### Trecho do documento
Um habeas corpus apresentado em favor do ex-presidente Jair Bolsonaro (PL) será analisado pelo ministro Gilmar Mendes, do Supremo Tribunal Federal (STF). A remessa dos autos foi determinada nessa sexta-feira (16/1), pelo ministro Alexandre de Moraes, que exerce a vice-presidência da Corte e, durante o recesso do Judiciário – de 12 a 31 de janeiro –, responde interinamente pela presidência em questões urgentes.
Na decisão, Moraes se declara impedido de apreciar o pedido. “Uma vez que a autoridade apontada como coatora no presente habeas corpus é o próprio ministro responsável pela análise das urgências no período, inviável a apreciação dos pedidos formulados por esta vice-presidência”, diz o ministro.
A ação foi impetrada pelo advogado Paulo Emendabili Souza Barros de Carvalhosa, que não integra a defesa oficial de Bolsonaro.
No pedido, o autor solicita duas providências: que o Conselho Federal de Medicina (CFM) avalie se o estabelecimento prisional onde o ex-presidente está custodiado possui condições adequadas para garantir atendimento médico contínuo, com equipes de saúde preparadas e multidisciplinares; e que Bolsonaro possa cumprir eventual pena em regime domiciliar.

### Dados fornecidos
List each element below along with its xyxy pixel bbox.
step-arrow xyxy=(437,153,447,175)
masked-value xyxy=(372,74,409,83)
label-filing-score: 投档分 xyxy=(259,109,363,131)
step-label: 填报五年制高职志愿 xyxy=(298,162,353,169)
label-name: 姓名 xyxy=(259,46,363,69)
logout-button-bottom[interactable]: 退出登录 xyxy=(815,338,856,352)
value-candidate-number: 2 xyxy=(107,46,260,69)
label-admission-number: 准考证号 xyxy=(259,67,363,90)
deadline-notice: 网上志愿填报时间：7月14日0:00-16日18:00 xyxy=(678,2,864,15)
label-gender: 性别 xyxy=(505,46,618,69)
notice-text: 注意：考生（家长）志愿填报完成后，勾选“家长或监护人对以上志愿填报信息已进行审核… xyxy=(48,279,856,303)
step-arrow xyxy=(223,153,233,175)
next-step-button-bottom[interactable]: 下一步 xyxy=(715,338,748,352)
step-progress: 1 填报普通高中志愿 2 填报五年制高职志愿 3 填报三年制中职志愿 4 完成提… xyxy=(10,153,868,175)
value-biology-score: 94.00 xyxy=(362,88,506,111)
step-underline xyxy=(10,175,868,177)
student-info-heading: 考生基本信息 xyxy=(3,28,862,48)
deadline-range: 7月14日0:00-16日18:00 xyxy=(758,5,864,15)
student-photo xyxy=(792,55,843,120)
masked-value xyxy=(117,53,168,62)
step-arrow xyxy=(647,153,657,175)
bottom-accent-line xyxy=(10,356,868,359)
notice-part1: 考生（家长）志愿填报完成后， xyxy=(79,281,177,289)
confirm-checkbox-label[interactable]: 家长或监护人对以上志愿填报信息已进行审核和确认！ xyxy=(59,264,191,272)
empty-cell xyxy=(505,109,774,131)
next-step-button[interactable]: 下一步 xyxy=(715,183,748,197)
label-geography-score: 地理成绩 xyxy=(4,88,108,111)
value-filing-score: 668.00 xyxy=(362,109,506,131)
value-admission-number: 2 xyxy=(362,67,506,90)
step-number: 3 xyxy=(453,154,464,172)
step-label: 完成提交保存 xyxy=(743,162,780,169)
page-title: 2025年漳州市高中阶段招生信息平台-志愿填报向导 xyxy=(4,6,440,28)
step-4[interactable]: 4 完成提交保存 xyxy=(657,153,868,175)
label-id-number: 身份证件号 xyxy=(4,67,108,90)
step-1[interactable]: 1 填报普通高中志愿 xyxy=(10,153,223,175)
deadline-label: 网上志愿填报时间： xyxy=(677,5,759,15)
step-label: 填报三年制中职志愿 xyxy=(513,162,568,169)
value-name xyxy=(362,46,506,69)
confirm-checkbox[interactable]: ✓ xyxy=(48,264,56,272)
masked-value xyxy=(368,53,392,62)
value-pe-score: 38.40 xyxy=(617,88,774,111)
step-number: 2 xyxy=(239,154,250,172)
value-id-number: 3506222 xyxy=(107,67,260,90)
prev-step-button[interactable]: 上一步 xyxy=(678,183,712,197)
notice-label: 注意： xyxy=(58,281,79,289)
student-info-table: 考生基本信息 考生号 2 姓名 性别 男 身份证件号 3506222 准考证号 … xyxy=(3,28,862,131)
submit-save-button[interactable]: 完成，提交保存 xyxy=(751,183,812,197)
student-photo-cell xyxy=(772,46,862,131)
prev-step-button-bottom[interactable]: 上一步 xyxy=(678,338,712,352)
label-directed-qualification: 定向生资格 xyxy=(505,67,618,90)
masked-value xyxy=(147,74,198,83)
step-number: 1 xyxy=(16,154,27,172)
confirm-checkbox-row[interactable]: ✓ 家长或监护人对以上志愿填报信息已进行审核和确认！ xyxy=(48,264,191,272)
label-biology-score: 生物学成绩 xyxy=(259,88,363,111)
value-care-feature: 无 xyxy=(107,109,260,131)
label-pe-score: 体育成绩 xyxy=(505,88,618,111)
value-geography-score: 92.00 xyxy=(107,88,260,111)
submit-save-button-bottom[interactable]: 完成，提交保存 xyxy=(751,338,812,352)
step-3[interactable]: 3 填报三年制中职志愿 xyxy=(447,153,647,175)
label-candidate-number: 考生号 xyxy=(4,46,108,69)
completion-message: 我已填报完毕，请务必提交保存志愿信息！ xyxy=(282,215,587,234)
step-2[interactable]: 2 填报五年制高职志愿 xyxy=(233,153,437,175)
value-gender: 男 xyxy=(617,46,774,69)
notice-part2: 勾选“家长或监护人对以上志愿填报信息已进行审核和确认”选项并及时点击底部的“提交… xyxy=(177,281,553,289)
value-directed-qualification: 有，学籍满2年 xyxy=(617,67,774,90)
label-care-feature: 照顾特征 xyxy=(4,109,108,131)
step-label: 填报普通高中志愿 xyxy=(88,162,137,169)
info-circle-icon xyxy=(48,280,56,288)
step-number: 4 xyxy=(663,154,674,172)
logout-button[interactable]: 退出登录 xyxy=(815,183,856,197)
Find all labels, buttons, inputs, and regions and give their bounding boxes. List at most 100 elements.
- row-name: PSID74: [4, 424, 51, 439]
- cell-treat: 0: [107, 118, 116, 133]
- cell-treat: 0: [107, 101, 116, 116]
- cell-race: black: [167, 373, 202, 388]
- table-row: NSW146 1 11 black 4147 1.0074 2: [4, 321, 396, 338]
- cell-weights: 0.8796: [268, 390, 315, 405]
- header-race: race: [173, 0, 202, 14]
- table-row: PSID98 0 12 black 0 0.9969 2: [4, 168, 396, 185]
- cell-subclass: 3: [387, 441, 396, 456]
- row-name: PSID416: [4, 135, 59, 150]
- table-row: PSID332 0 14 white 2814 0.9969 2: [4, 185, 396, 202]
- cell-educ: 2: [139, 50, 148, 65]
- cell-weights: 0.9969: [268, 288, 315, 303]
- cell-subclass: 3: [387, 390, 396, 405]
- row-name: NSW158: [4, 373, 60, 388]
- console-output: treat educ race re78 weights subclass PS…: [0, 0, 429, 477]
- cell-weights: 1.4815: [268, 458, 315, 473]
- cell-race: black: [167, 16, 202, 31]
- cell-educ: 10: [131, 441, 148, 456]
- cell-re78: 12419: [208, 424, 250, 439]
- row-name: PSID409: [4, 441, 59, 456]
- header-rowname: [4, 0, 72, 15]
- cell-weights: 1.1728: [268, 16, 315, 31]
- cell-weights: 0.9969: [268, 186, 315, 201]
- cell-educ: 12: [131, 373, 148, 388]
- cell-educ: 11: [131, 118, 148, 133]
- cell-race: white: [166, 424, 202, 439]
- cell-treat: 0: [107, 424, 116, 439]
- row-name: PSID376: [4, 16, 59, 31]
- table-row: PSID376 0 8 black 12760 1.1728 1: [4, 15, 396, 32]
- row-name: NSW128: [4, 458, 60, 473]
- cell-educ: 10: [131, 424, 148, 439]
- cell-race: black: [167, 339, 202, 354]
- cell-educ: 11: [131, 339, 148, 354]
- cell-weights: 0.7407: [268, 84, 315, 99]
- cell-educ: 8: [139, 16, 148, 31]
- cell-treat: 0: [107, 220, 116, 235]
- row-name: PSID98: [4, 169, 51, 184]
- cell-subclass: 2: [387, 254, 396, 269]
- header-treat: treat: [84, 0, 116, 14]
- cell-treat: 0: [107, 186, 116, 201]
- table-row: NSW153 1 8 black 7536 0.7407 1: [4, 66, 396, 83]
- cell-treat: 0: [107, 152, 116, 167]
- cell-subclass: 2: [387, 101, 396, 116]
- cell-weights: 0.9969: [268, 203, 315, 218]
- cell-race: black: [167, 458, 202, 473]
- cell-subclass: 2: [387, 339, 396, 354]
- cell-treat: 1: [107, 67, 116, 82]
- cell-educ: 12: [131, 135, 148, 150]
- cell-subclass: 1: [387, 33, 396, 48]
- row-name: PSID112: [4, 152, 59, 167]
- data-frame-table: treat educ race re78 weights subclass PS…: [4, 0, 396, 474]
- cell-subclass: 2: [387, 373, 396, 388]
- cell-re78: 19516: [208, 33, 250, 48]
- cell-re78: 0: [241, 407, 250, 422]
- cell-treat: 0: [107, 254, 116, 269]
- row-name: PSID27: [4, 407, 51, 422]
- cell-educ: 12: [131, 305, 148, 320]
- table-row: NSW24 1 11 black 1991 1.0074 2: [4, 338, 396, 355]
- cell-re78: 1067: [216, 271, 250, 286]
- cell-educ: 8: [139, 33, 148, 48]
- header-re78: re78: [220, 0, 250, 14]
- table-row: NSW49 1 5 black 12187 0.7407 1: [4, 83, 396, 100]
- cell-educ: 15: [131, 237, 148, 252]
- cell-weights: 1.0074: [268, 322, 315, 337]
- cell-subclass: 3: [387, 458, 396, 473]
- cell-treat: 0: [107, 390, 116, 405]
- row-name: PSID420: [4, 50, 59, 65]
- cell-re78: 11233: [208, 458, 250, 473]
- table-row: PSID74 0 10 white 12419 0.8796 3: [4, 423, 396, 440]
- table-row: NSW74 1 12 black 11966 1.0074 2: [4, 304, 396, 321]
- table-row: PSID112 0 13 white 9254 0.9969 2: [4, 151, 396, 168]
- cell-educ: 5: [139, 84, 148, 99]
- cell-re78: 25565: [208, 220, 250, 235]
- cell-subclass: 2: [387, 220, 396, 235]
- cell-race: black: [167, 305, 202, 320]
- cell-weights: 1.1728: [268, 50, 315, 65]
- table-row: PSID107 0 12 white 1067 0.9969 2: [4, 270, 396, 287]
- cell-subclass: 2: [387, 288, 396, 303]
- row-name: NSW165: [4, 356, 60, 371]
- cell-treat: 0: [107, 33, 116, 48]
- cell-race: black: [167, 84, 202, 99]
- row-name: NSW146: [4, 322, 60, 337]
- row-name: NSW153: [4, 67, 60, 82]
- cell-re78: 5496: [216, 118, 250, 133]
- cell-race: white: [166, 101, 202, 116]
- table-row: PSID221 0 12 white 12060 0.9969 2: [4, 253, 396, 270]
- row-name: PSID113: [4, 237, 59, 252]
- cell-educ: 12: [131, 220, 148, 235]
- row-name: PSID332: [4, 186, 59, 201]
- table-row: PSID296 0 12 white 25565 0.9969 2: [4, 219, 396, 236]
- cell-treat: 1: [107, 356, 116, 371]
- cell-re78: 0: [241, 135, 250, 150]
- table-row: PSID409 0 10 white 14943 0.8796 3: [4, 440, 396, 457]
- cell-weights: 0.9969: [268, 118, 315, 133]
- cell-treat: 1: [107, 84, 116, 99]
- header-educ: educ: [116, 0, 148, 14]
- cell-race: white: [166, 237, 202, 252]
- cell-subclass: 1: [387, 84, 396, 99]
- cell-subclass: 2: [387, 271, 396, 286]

### Trabalho pedido
A. Por favor, traduza para o inglês esta frase do trecho do documento: "A ação foi impetrada pelo advogado Paulo Emendabili Souza Barros de Carvalhosa, que não integra a defesa oficial de Bolsonaro."
B. Segundo o trecho do documento, qual ministro do STF vai analisar o habeas corpus apresentado em favor de Jair Bolsonaro?
C. Extraia do trecho do documento, sem alterar nada, a parte que começa com as palavras que contêm "No pedido, o" e termina com "em regime domiciliar.".

### Respostas do exercício
A. The action was filed by attorney Paulo Emendabili Souza Barros de Carvalhosa, who is not part of Bolsonaro's official defense team.

B. O ministro Gilmar Mendes.

C.
No pedido, o autor solicita duas providências: que o Conselho Federal de Medicina (CFM) avalie se o estabelecimento prisional onde o ex-presidente está custodiado possui condições adequadas para garantir atendimento médico contínuo, com equipes de saúde preparadas e multidisciplinares; e que Bolsonaro possa cumprir eventual pena em regime domiciliar.